Wherever the word "Working" appears in a line, copy that line.

MATERIAL TO PROCESS:
* START *
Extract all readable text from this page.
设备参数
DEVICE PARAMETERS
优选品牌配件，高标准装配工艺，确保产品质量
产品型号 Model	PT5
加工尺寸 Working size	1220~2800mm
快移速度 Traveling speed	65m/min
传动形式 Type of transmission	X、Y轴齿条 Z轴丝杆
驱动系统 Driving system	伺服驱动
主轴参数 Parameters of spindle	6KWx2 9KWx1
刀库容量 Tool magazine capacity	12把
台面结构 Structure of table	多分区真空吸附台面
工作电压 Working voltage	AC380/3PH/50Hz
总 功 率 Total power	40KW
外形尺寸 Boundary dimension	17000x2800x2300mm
* END *
SOLUTION:
加工尺寸 Working size	1220~2800mm
工作电压 Working voltage	AC380/3PH/50Hz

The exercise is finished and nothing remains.